- Extrait à lire:
....

Je vis dans cette partie de la Bretagne une
pratique relative au pain bénit, que je ne dois point passer sous silence. Il est coupé par morceaux de deux grosseurs différentes: les petits n'ont environ que celle d'une noisette ordinaire, et les gros, d'une noix de noyer; ces derniers ne sont que pour un tiers au plus relativement à la totalité que peut contenir le panier. Chacun peut prendre gratuitement un des petits morceaux; mais lorsqu'on en choisit un gros, il est d'usage de remettre à celui qui fait la distribution une pièce de dix centimes, ce qui produit encore une somme assez considérable au profit de la fabrique.
Comme il n'y a presque jamais de bancs dans les églises de campagne du Finistère, les hommes sont réduits à rester debout ou bien à genoux pendant tout l'office. Ils se réunissent près du chœur, laissant aux femmes le bas de l'église et un de ses côtés. Celles-ci se tiennent à genoux, n'ayant d'autre moyen pour se reposer, qu'en reportant le corps en arrière afin de s'asseoir sur le talon de leurs sabots. Je les ai vues très fréquemment encore, lorsqu'il n'y avait pas foule, assises tout à fait à plat sur le pavé de l'église. Mais chaque fois qu'on se met à genoux ou qu'on se lève, selon les parties de l'office divin, les sabots font un bruit tumultueux qui trouble et déroge à la majesté de la cérémonie.

....

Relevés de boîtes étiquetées
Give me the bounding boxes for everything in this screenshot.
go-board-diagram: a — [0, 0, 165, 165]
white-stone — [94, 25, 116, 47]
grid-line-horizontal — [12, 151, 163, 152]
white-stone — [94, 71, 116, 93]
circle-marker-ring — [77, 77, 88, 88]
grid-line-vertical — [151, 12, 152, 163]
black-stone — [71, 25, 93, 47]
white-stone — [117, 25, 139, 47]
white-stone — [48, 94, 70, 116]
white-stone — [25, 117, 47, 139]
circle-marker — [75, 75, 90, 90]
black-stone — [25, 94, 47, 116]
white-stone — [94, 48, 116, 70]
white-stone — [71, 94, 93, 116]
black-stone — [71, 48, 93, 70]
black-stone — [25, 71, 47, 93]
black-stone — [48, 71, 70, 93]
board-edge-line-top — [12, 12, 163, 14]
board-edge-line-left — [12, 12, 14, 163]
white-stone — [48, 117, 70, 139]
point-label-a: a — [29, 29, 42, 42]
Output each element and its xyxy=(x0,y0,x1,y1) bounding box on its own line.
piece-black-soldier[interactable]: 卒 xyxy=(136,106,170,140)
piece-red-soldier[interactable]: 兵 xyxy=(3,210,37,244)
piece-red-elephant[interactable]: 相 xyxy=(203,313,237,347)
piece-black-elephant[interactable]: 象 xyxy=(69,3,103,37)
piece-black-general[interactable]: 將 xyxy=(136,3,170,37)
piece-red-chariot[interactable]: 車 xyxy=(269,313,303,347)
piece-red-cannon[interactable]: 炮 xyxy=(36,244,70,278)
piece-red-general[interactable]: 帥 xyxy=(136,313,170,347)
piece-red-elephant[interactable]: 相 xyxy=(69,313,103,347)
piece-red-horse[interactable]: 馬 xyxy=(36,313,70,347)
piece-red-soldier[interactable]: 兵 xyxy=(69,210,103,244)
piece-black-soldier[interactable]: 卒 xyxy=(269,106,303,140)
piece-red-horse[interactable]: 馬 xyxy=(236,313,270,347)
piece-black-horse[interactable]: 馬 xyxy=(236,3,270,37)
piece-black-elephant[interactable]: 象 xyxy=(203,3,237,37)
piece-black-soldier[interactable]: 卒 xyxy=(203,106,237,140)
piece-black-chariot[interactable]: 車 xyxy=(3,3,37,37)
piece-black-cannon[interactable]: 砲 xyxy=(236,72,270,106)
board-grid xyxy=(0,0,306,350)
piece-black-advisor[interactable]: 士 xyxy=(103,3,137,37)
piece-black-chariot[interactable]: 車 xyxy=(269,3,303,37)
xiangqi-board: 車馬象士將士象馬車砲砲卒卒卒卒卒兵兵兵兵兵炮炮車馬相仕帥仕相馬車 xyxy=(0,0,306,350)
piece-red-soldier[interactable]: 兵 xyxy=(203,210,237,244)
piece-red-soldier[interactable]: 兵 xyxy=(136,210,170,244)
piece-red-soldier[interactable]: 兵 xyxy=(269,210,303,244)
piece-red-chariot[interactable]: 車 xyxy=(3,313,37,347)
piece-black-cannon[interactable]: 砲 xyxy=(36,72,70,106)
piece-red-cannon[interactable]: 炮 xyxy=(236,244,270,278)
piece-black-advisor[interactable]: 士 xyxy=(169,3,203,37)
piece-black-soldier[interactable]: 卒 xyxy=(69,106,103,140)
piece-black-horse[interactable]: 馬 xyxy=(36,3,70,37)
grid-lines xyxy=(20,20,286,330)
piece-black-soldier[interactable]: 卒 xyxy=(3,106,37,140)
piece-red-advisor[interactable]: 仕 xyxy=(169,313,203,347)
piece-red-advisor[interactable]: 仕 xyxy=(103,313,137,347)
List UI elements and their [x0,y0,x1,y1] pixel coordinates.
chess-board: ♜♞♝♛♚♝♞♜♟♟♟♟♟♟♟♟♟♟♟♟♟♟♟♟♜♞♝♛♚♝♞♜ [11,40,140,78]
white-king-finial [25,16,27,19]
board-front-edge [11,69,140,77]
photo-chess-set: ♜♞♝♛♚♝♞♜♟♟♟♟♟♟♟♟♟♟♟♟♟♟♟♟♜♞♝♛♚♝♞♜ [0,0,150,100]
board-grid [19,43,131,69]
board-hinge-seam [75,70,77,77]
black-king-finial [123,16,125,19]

....

- Travail demandé:
a) Mettez sous forme de liste JSON de chaînes, une chaîne par ligne et sans les lignes vides, les lignes des données fournies, depuis la toute première jusqu'à celle qui contient "piece-red-horse[interactable]: 馬 xyxy=(36,313,70,347)", ces deux bornes comprises.
b) Donnez la suite de l'extrait sur les coutumes des églises bretonnes, en reprenant après sa dernière phrase.
L'extrait et les lignes constituent deux documents sans rapport l'un avec l'autre.

- Tâches corrigées:
a)
[
  "Give me the bounding boxes for everything in this screenshot.",
  "go-board-diagram: a — [0, 0, 165, 165]",
  "white-stone — [94, 25, 116, 47]",
  "grid-line-horizontal — [12, 151, 163, 152]",
  "white-stone — [94, 71, 116, 93]",
  "circle-marker-ring — [77, 77, 88, 88]",
  "grid-line-vertical — [151, 12, 152, 163]",
  "black-stone — [71, 25, 93, 47]",
  "white-stone — [117, 25, 139, 47]",
  "white-stone — [48, 94, 70, 116]",
  "white-stone — [25, 117, 47, 139]",
  "circle-marker — [75, 75, 90, 90]",
  "black-stone — [25, 94, 47, 116]",
  "white-stone — [94, 48, 116, 70]",
  "white-stone — [71, 94, 93, 116]",
  "black-stone — [71, 48, 93, 70]",
  "black-stone — [25, 71, 47, 93]",
  "black-stone — [48, 71, 70, 93]",
  "board-edge-line-top — [12, 12, 163, 14]",
  "board-edge-line-left — [12, 12, 14, 163]",
  "white-stone — [48, 117, 70, 139]",
  "point-label-a: a — [29, 29, 42, 42]",
  "Output each element and its xyxy=(x0,y0,x1,y1) bounding box on its own line.",
  "piece-black-soldier[interactable]: 卒 xyxy=(136,106,170,140)",
  "piece-red-soldier[interactable]: 兵 xyxy=(3,210,37,244)",
  "piece-red-elephant[interactable]: 相 xyxy=(203,313,237,347)",
  "piece-black-elephant[interactable]: 象 xyxy=(69,3,103,37)",
  "piece-black-general[interactable]: 將 xyxy=(136,3,170,37)",
  "piece-red-chariot[interactable]: 車 xyxy=(269,313,303,347)",
  "piece-red-cannon[interactable]: 炮 xyxy=(36,244,70,278)",
  "piece-red-general[interactable]: 帥 xyxy=(136,313,170,347)",
  "piece-red-elephant[interactable]: 相 xyxy=(69,313,103,347)",
  "piece-red-horse[interactable]: 馬 xyxy=(36,313,70,347)"
]

b)
En sortant des offices, un grand nombre de femmes vont s'agenouiller dans le cimetière, sur la tombe de leurs parents, et leur figure porte toujours l'expression de la piété la plus touchante pendant la prière qu'elles adressent au ciel en leur faveur. Les hommes remplissent aussi ce devoir de la tendresse filiale, mais moins communément. Chacun fait, en s'en allant, le signe de la croix, et n'omet jamais de prendre de l'eau bénite dans la fossette que l'on a coutume de faire au bas de la pierre tombale qui couvre le défunt, lorsque celui-ci a joui d'une certaine aisance. Cette fossette, qui est ronde, ovale, souvent en forme de cœur, n'est que la reproduction de l'aquiminarium des païens, destiné à conserver de l'eau lustrale sur leurs tombeaux..."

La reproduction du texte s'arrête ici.